> [Dataset entries]
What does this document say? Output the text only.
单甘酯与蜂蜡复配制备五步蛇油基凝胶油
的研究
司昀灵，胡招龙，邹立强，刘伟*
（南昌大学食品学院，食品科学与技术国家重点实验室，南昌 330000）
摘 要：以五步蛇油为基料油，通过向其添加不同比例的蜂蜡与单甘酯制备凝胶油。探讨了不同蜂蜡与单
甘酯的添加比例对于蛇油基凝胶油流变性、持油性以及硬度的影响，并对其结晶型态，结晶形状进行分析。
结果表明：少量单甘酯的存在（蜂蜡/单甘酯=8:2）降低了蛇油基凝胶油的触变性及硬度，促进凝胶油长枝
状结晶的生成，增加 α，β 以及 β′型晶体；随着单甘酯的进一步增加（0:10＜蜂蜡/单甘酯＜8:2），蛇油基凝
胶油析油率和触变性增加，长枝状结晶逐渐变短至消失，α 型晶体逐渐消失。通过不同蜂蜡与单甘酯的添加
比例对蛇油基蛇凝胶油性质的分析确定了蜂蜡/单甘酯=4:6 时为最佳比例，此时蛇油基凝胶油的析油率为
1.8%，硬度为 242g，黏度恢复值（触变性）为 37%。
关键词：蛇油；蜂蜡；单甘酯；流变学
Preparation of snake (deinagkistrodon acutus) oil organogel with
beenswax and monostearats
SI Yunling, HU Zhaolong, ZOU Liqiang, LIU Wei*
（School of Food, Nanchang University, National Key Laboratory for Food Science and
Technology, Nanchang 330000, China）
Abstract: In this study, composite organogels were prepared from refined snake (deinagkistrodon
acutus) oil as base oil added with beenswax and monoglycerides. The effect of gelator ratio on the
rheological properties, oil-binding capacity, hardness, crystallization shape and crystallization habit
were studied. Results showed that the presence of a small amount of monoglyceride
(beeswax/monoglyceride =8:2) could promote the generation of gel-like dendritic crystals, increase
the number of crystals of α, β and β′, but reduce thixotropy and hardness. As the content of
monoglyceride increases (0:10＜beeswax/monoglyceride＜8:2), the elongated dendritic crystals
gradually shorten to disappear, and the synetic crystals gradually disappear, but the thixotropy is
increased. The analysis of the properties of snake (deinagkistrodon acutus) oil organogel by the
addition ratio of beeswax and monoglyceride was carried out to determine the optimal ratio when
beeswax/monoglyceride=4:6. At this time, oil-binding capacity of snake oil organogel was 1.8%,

> [Directions for this task]
Output the lines above verbatim and in full.

> [Reply to the exercise]
What does this document say? Output the text only.
单甘酯与蜂蜡复配制备五步蛇油基凝胶油
的研究
司昀灵，胡招龙，邹立强，刘伟*
（南昌大学食品学院，食品科学与技术国家重点实验室，南昌 330000）
摘 要：以五步蛇油为基料油，通过向其添加不同比例的蜂蜡与单甘酯制备凝胶油。探讨了不同蜂蜡与单
甘酯的添加比例对于蛇油基凝胶油流变性、持油性以及硬度的影响，并对其结晶型态，结晶形状进行分析。
结果表明：少量单甘酯的存在（蜂蜡/单甘酯=8:2）降低了蛇油基凝胶油的触变性及硬度，促进凝胶油长枝
状结晶的生成，增加 α，β 以及 β′型晶体；随着单甘酯的进一步增加（0:10＜蜂蜡/单甘酯＜8:2），蛇油基凝
胶油析油率和触变性增加，长枝状结晶逐渐变短至消失，α 型晶体逐渐消失。通过不同蜂蜡与单甘酯的添加
比例对蛇油基蛇凝胶油性质的分析确定了蜂蜡/单甘酯=4:6 时为最佳比例，此时蛇油基凝胶油的析油率为
1.8%，硬度为 242g，黏度恢复值（触变性）为 37%。
关键词：蛇油；蜂蜡；单甘酯；流变学
Preparation of snake (deinagkistrodon acutus) oil organogel with
beenswax and monostearats
SI Yunling, HU Zhaolong, ZOU Liqiang, LIU Wei*
（School of Food, Nanchang University, National Key Laboratory for Food Science and
Technology, Nanchang 330000, China）
Abstract: In this study, composite organogels were prepared from refined snake (deinagkistrodon
acutus) oil as base oil added with beenswax and monoglycerides. The effect of gelator ratio on the
rheological properties, oil-binding capacity, hardness, crystallization shape and crystallization habit
were studied. Results showed that the presence of a small amount of monoglyceride
(beeswax/monoglyceride =8:2) could promote the generation of gel-like dendritic crystals, increase
the number of crystals of α, β and β′, but reduce thixotropy and hardness. As the content of
monoglyceride increases (0:10＜beeswax/monoglyceride＜8:2), the elongated dendritic crystals
gradually shorten to disappear, and the synetic crystals gradually disappear, but the thixotropy is
increased. The analysis of the properties of snake (deinagkistrodon acutus) oil organogel by the
addition ratio of beeswax and monoglyceride was carried out to determine the optimal ratio when
beeswax/monoglyceride=4:6. At this time, oil-binding capacity of snake oil organogel was 1.8%,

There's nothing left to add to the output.